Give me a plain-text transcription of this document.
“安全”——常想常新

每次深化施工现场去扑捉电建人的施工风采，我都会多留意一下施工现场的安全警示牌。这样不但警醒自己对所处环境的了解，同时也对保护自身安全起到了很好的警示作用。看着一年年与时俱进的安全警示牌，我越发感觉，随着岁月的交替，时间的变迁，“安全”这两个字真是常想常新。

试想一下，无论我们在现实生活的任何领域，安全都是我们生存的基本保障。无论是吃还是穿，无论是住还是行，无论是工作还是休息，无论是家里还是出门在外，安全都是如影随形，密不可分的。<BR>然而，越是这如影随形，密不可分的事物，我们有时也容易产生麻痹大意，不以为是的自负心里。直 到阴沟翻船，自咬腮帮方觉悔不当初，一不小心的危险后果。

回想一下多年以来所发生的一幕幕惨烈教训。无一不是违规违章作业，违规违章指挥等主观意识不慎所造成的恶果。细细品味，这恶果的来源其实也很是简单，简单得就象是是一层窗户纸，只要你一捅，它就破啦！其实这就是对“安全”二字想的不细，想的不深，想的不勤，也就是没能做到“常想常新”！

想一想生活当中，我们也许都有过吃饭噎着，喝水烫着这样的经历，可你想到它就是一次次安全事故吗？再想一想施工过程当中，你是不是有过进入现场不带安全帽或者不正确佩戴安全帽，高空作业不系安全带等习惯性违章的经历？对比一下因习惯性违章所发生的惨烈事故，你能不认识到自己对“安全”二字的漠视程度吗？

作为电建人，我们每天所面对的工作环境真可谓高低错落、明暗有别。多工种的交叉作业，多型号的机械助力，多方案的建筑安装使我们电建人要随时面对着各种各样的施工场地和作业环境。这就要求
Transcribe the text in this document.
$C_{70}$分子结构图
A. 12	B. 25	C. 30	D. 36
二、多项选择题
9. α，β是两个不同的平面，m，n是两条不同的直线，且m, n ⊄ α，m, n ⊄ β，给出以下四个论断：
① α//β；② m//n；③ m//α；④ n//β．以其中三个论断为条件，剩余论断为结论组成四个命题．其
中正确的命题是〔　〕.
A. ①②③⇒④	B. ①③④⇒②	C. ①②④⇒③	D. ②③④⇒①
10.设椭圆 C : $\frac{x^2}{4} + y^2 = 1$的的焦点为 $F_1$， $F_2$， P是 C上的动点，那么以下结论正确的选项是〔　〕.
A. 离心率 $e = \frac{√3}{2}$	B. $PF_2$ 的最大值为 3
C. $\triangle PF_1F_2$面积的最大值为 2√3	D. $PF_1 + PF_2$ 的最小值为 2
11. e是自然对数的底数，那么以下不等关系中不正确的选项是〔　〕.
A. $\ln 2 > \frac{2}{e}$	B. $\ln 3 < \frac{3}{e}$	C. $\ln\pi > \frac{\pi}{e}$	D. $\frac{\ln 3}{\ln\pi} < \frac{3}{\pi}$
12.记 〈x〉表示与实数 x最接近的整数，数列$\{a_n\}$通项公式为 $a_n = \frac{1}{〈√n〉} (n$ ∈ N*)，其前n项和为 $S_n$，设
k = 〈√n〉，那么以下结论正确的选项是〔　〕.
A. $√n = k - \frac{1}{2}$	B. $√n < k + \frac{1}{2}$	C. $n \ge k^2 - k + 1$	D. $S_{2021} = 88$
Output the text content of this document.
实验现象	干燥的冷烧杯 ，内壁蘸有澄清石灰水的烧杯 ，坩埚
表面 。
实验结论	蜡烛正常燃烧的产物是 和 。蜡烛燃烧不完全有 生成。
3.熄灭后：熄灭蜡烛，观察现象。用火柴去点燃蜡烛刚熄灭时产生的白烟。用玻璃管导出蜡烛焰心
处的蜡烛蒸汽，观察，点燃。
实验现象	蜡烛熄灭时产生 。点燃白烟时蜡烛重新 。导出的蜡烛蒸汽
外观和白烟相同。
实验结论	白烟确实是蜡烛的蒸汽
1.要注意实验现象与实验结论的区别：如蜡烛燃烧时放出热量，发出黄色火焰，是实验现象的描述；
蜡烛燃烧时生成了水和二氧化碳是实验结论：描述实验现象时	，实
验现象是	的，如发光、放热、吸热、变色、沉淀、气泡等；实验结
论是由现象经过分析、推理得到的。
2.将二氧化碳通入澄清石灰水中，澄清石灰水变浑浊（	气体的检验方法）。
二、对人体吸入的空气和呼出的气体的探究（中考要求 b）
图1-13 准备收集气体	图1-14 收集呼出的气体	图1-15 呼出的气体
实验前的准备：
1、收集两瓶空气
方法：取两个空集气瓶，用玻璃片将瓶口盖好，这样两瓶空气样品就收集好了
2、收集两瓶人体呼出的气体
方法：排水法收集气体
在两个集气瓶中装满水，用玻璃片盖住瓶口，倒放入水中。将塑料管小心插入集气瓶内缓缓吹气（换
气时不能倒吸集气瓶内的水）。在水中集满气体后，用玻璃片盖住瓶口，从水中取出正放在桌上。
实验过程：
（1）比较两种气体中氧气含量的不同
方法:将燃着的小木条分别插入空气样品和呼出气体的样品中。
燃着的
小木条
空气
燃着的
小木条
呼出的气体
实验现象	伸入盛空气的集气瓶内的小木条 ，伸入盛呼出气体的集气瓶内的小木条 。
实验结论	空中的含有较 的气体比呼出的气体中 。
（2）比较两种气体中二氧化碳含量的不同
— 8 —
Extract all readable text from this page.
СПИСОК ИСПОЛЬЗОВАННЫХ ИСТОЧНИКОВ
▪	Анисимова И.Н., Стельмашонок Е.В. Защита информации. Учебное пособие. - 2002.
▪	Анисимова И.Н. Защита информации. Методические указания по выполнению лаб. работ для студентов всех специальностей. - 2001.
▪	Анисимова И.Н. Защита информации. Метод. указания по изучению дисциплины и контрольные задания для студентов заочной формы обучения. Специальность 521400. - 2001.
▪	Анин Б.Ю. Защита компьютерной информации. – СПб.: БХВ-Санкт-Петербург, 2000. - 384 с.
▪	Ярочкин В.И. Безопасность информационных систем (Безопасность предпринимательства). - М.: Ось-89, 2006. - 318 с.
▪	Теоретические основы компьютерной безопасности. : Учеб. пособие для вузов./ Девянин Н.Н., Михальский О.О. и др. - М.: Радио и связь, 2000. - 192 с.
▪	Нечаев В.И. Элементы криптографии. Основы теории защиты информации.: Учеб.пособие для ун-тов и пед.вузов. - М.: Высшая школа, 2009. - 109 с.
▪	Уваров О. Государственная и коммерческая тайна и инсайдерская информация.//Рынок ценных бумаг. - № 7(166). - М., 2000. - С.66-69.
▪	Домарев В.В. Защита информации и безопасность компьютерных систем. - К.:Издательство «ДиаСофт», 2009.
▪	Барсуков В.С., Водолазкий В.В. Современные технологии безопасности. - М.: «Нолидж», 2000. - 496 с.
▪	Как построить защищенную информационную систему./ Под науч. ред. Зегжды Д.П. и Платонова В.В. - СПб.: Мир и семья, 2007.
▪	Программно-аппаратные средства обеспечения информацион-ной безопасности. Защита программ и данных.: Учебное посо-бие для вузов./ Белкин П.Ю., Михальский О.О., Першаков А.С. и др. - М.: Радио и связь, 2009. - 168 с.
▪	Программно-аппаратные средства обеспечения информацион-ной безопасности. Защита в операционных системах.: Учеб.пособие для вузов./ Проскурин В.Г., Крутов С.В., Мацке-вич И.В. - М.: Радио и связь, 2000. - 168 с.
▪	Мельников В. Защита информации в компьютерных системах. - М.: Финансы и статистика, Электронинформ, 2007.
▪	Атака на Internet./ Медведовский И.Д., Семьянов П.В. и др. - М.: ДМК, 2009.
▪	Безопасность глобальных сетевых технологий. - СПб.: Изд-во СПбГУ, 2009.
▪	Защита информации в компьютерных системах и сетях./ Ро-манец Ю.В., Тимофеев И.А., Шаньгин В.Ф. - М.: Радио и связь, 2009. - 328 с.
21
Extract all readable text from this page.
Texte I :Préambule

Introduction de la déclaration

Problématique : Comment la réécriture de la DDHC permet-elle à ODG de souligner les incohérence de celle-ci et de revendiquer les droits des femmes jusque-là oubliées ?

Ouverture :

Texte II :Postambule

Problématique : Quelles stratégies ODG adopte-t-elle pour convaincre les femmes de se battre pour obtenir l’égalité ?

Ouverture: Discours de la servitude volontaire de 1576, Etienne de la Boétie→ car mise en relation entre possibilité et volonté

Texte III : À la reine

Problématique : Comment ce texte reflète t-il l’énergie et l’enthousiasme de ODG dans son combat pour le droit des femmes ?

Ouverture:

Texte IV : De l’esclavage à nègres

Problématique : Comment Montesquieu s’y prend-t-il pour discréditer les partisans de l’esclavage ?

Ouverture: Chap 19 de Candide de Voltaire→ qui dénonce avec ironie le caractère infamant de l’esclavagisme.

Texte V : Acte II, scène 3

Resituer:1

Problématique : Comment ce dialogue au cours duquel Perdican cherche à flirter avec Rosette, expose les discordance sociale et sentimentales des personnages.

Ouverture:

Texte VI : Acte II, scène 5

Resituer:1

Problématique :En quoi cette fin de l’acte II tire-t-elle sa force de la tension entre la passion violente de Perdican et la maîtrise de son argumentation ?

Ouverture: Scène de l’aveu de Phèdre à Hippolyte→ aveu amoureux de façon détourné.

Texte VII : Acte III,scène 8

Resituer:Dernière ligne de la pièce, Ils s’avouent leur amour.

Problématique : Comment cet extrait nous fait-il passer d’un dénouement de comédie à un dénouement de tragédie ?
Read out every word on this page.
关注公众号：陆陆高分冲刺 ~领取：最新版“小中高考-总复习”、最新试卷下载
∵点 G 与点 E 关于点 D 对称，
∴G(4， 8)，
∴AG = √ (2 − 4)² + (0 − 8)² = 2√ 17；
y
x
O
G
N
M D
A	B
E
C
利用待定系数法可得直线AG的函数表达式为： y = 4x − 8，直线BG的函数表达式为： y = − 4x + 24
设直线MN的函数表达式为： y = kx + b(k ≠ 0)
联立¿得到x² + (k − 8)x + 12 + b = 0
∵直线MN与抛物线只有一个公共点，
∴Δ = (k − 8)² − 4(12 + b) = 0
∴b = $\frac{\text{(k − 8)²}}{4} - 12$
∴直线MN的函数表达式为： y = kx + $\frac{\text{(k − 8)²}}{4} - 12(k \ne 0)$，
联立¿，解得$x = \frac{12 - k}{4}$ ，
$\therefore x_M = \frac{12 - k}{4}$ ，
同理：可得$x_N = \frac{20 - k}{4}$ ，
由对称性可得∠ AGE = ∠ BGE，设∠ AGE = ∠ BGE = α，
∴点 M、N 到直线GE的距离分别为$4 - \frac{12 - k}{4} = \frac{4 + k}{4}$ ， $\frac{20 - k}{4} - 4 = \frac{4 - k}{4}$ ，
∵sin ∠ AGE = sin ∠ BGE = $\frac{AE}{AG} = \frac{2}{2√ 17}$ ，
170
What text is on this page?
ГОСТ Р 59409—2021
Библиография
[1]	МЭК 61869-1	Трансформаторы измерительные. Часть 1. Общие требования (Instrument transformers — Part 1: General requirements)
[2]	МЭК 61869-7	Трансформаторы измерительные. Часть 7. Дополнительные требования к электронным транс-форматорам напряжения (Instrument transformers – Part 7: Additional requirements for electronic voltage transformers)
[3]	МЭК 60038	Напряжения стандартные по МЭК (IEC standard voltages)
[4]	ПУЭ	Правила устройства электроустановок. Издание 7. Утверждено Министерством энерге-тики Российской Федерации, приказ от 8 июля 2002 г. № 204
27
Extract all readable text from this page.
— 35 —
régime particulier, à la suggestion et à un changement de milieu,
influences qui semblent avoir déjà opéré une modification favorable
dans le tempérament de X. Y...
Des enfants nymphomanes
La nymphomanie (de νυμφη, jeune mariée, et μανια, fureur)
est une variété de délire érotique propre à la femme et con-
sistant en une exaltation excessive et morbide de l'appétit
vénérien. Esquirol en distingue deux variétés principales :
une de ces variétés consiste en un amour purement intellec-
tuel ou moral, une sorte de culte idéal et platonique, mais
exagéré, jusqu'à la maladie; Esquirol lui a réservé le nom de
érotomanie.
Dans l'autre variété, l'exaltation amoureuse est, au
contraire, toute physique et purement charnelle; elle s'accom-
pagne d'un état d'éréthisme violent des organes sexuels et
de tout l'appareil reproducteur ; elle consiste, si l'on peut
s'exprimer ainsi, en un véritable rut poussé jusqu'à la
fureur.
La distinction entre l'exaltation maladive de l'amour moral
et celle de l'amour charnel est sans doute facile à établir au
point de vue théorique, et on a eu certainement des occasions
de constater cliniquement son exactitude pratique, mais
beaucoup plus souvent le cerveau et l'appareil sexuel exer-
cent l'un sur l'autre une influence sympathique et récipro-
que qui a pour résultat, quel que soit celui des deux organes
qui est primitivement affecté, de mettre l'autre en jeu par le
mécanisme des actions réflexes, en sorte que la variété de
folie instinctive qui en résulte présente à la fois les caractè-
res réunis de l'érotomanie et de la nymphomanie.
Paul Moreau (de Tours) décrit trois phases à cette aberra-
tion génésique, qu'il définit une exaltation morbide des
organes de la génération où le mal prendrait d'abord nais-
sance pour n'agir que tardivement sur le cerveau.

# What needs to be done:
Search the data above for lines holding "moral" and copy each of them.

# Exercise result:
tuel ou moral, une sorte de culte idéal et platonique, mais
La distinction entre l'exaltation maladive de l'amour moral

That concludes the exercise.